-- Begin --

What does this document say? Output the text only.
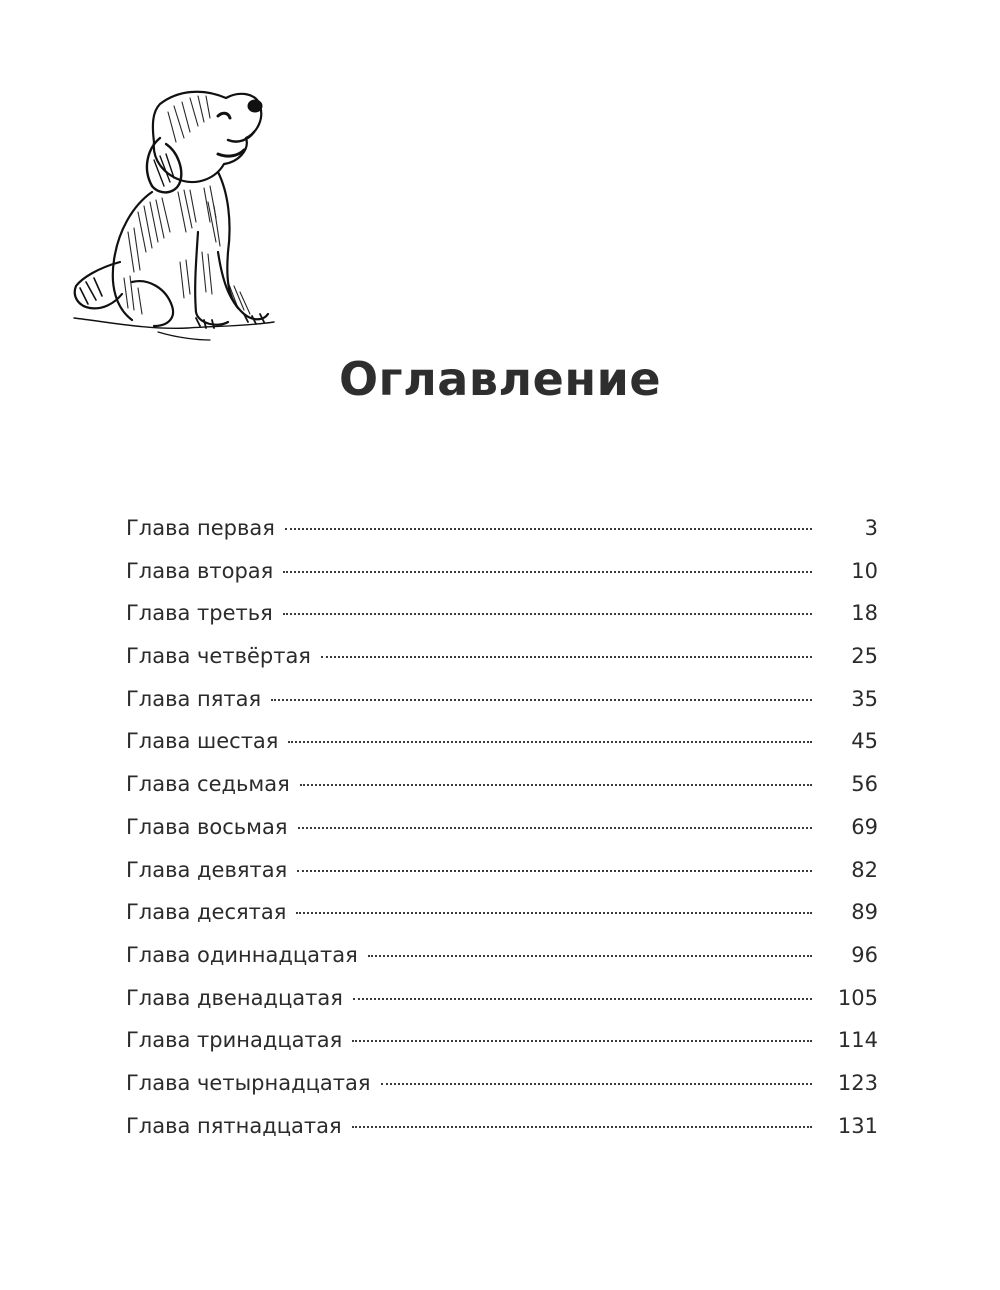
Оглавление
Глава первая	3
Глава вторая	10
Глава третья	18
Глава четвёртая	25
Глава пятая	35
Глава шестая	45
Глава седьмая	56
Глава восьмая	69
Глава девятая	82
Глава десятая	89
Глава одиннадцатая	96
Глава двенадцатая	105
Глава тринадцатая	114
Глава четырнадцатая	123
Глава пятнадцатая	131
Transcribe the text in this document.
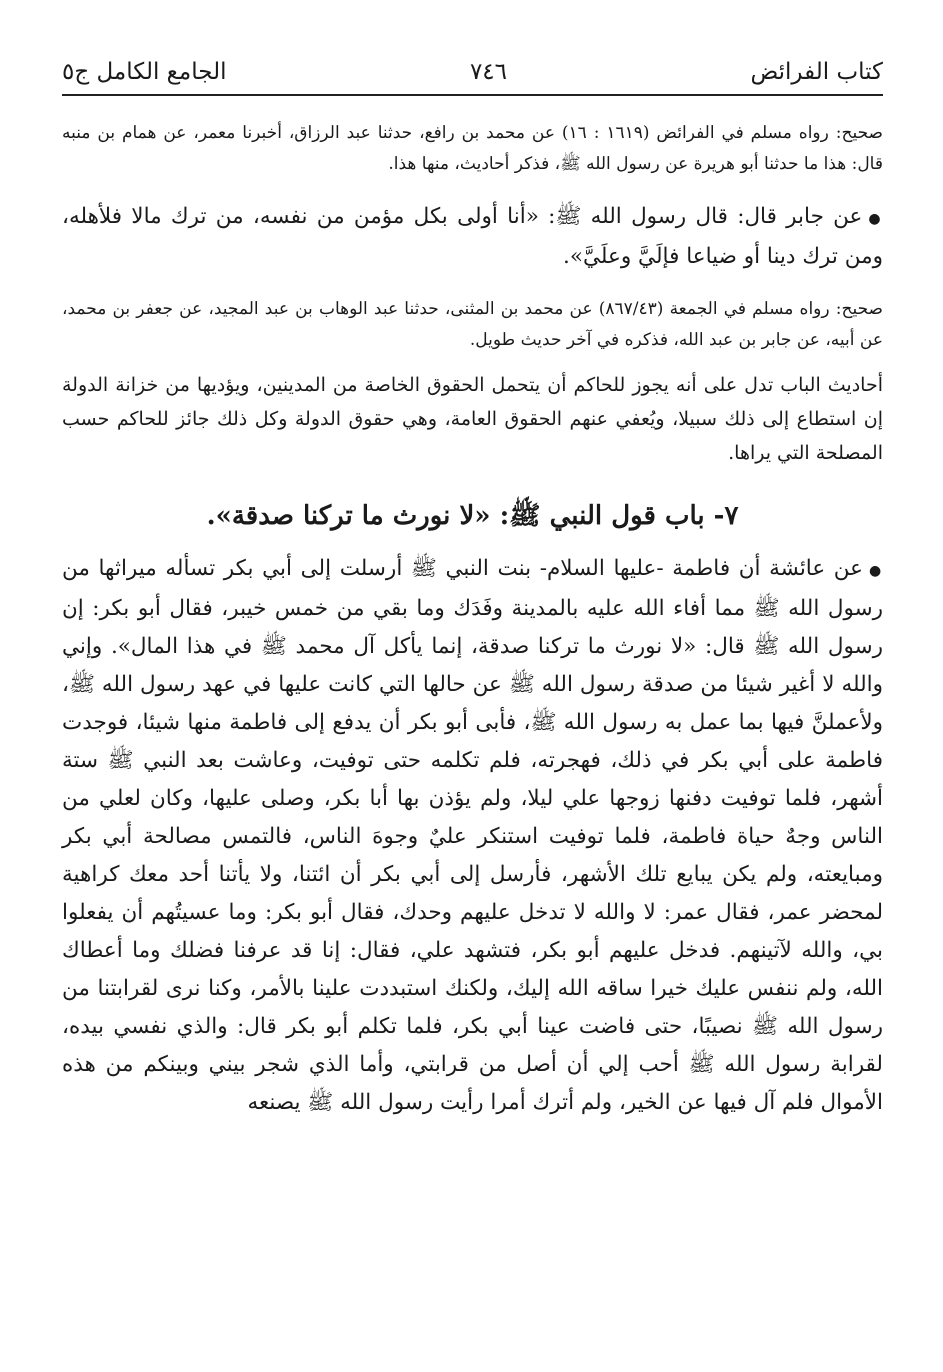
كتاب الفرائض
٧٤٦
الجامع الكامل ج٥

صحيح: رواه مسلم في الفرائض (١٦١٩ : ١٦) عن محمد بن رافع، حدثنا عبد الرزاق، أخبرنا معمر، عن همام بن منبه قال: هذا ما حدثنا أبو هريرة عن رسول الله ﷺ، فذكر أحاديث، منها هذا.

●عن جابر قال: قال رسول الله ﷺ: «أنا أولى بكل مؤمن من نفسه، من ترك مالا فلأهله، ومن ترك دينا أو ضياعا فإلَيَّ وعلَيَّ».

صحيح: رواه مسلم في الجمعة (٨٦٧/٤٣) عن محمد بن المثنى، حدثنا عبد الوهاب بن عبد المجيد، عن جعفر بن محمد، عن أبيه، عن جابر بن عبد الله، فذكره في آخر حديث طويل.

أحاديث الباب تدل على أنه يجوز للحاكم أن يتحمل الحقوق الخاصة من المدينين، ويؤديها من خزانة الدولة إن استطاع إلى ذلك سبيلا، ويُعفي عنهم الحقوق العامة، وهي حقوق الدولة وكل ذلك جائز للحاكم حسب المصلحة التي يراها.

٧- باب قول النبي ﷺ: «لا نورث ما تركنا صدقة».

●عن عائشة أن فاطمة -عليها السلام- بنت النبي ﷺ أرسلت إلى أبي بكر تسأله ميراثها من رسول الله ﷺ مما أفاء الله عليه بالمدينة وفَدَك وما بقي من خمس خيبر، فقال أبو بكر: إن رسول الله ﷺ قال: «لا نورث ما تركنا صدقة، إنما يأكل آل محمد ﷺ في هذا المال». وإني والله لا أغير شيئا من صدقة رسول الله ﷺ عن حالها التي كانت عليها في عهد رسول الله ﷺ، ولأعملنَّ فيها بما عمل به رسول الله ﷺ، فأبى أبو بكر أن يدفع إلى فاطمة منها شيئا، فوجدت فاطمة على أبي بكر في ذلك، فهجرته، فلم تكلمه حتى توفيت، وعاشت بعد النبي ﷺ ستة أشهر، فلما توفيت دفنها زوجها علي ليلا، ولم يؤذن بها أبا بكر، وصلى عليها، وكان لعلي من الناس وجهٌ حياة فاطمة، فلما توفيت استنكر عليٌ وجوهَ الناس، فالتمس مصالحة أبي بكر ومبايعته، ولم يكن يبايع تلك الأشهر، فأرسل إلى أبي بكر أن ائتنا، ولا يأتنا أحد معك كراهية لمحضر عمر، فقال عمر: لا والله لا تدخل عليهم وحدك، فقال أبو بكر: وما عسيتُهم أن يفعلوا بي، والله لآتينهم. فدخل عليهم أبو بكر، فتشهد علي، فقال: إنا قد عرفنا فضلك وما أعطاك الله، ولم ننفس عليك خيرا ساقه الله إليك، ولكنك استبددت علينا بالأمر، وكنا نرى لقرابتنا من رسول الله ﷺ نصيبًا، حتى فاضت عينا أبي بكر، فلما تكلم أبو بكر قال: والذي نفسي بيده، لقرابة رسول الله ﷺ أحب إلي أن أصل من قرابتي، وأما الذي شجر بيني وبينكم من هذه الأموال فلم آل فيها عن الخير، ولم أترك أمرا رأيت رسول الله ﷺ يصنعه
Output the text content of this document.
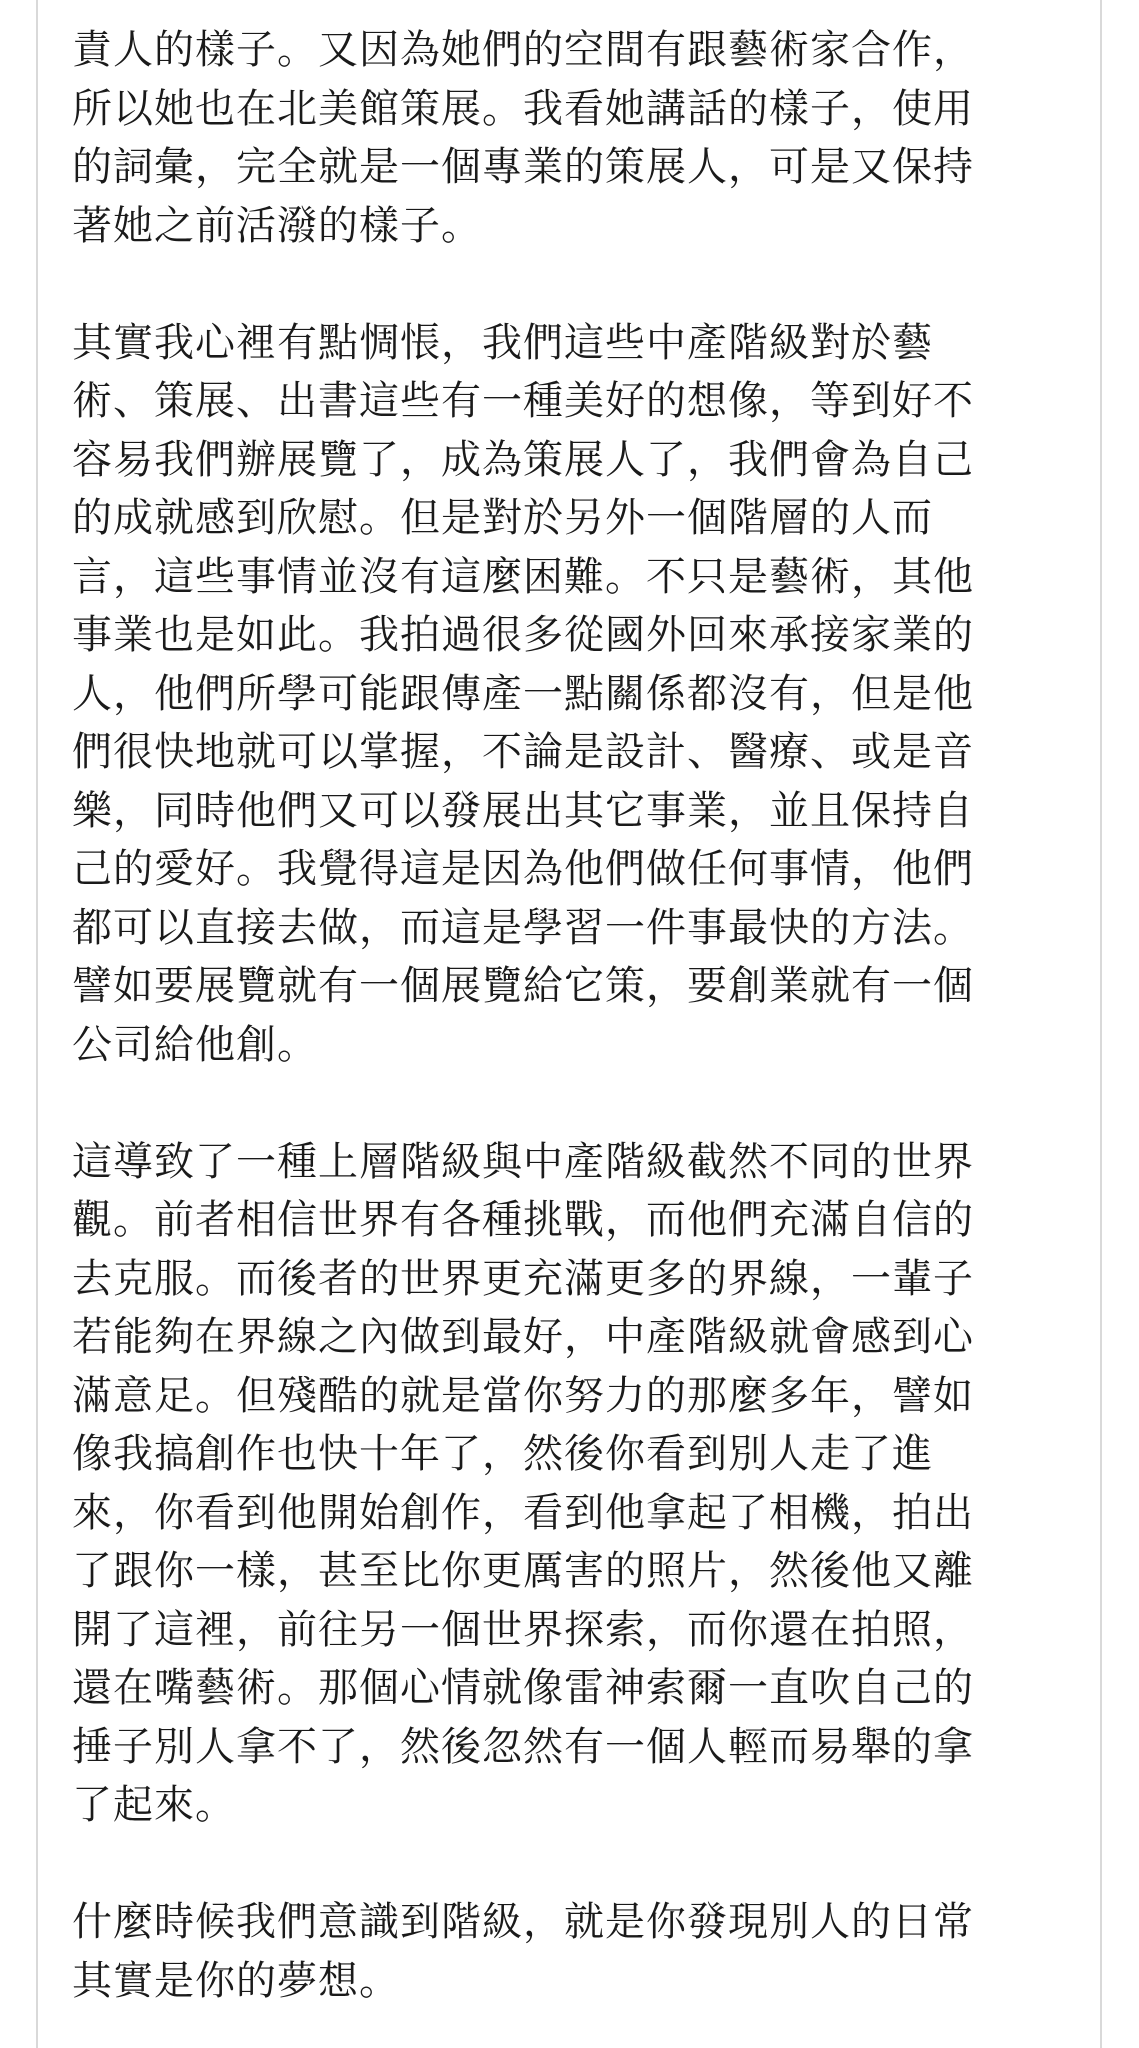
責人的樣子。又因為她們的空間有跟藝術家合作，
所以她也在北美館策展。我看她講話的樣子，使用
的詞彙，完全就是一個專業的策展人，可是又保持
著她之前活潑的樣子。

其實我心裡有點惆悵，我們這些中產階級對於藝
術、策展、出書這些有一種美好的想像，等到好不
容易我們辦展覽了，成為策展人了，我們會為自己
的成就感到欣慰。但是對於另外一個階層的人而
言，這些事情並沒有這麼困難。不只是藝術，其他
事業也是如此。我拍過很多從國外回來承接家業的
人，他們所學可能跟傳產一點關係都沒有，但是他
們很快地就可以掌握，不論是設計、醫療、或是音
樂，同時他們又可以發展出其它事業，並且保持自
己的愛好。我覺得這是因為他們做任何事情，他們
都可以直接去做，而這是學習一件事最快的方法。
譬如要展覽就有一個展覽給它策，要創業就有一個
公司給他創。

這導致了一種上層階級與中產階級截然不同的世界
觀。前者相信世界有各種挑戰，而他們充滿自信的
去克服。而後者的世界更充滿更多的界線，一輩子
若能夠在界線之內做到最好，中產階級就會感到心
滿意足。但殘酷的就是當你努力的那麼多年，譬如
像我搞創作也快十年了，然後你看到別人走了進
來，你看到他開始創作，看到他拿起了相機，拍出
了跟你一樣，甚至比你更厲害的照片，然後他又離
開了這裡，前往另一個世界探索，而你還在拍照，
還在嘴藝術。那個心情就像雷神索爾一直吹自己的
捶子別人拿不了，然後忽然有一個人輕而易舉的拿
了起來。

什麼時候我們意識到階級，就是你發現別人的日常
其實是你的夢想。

-- End --

REQUIRED WORK
Every entry must be reproduced exactly, with the images left out.

SOLVED PROBLEM
What does this document say? Output the text only.
Оглавление
Глава первая	3
Глава вторая	10
Глава третья	18
Глава четвёртая	25
Глава пятая	35
Глава шестая	45
Глава седьмая	56
Глава восьмая	69
Глава девятая	82
Глава десятая	89
Глава одиннадцатая	96
Глава двенадцатая	105
Глава тринадцатая	114
Глава четырнадцатая	123
Глава пятнадцатая	131
Transcribe the text in this document.
كتاب الفرائض
٧٤٦
الجامع الكامل ج٥

صحيح: رواه مسلم في الفرائض (١٦١٩ : ١٦) عن محمد بن رافع، حدثنا عبد الرزاق، أخبرنا معمر، عن همام بن منبه قال: هذا ما حدثنا أبو هريرة عن رسول الله ﷺ، فذكر أحاديث، منها هذا.

●عن جابر قال: قال رسول الله ﷺ: «أنا أولى بكل مؤمن من نفسه، من ترك مالا فلأهله، ومن ترك دينا أو ضياعا فإلَيَّ وعلَيَّ».

صحيح: رواه مسلم في الجمعة (٨٦٧/٤٣) عن محمد بن المثنى، حدثنا عبد الوهاب بن عبد المجيد، عن جعفر بن محمد، عن أبيه، عن جابر بن عبد الله، فذكره في آخر حديث طويل.

أحاديث الباب تدل على أنه يجوز للحاكم أن يتحمل الحقوق الخاصة من المدينين، ويؤديها من خزانة الدولة إن استطاع إلى ذلك سبيلا، ويُعفي عنهم الحقوق العامة، وهي حقوق الدولة وكل ذلك جائز للحاكم حسب المصلحة التي يراها.

٧- باب قول النبي ﷺ: «لا نورث ما تركنا صدقة».

●عن عائشة أن فاطمة -عليها السلام- بنت النبي ﷺ أرسلت إلى أبي بكر تسأله ميراثها من رسول الله ﷺ مما أفاء الله عليه بالمدينة وفَدَك وما بقي من خمس خيبر، فقال أبو بكر: إن رسول الله ﷺ قال: «لا نورث ما تركنا صدقة، إنما يأكل آل محمد ﷺ في هذا المال». وإني والله لا أغير شيئا من صدقة رسول الله ﷺ عن حالها التي كانت عليها في عهد رسول الله ﷺ، ولأعملنَّ فيها بما عمل به رسول الله ﷺ، فأبى أبو بكر أن يدفع إلى فاطمة منها شيئا، فوجدت فاطمة على أبي بكر في ذلك، فهجرته، فلم تكلمه حتى توفيت، وعاشت بعد النبي ﷺ ستة أشهر، فلما توفيت دفنها زوجها علي ليلا، ولم يؤذن بها أبا بكر، وصلى عليها، وكان لعلي من الناس وجهٌ حياة فاطمة، فلما توفيت استنكر عليٌ وجوهَ الناس، فالتمس مصالحة أبي بكر ومبايعته، ولم يكن يبايع تلك الأشهر، فأرسل إلى أبي بكر أن ائتنا، ولا يأتنا أحد معك كراهية لمحضر عمر، فقال عمر: لا والله لا تدخل عليهم وحدك، فقال أبو بكر: وما عسيتُهم أن يفعلوا بي، والله لآتينهم. فدخل عليهم أبو بكر، فتشهد علي، فقال: إنا قد عرفنا فضلك وما أعطاك الله، ولم ننفس عليك خيرا ساقه الله إليك، ولكنك استبددت علينا بالأمر، وكنا نرى لقرابتنا من رسول الله ﷺ نصيبًا، حتى فاضت عينا أبي بكر، فلما تكلم أبو بكر قال: والذي نفسي بيده، لقرابة رسول الله ﷺ أحب إلي أن أصل من قرابتي، وأما الذي شجر بيني وبينكم من هذه الأموال فلم آل فيها عن الخير، ولم أترك أمرا رأيت رسول الله ﷺ يصنعه
Output the text content of this document.
責人的樣子。又因為她們的空間有跟藝術家合作，
所以她也在北美館策展。我看她講話的樣子，使用
的詞彙，完全就是一個專業的策展人，可是又保持
著她之前活潑的樣子。

其實我心裡有點惆悵，我們這些中產階級對於藝
術、策展、出書這些有一種美好的想像，等到好不
容易我們辦展覽了，成為策展人了，我們會為自己
的成就感到欣慰。但是對於另外一個階層的人而
言，這些事情並沒有這麼困難。不只是藝術，其他
事業也是如此。我拍過很多從國外回來承接家業的
人，他們所學可能跟傳產一點關係都沒有，但是他
們很快地就可以掌握，不論是設計、醫療、或是音
樂，同時他們又可以發展出其它事業，並且保持自
己的愛好。我覺得這是因為他們做任何事情，他們
都可以直接去做，而這是學習一件事最快的方法。
譬如要展覽就有一個展覽給它策，要創業就有一個
公司給他創。

這導致了一種上層階級與中產階級截然不同的世界
觀。前者相信世界有各種挑戰，而他們充滿自信的
去克服。而後者的世界更充滿更多的界線，一輩子
若能夠在界線之內做到最好，中產階級就會感到心
滿意足。但殘酷的就是當你努力的那麼多年，譬如
像我搞創作也快十年了，然後你看到別人走了進
來，你看到他開始創作，看到他拿起了相機，拍出
了跟你一樣，甚至比你更厲害的照片，然後他又離
開了這裡，前往另一個世界探索，而你還在拍照，
還在嘴藝術。那個心情就像雷神索爾一直吹自己的
捶子別人拿不了，然後忽然有一個人輕而易舉的拿
了起來。

什麼時候我們意識到階級，就是你發現別人的日常
其實是你的夢想。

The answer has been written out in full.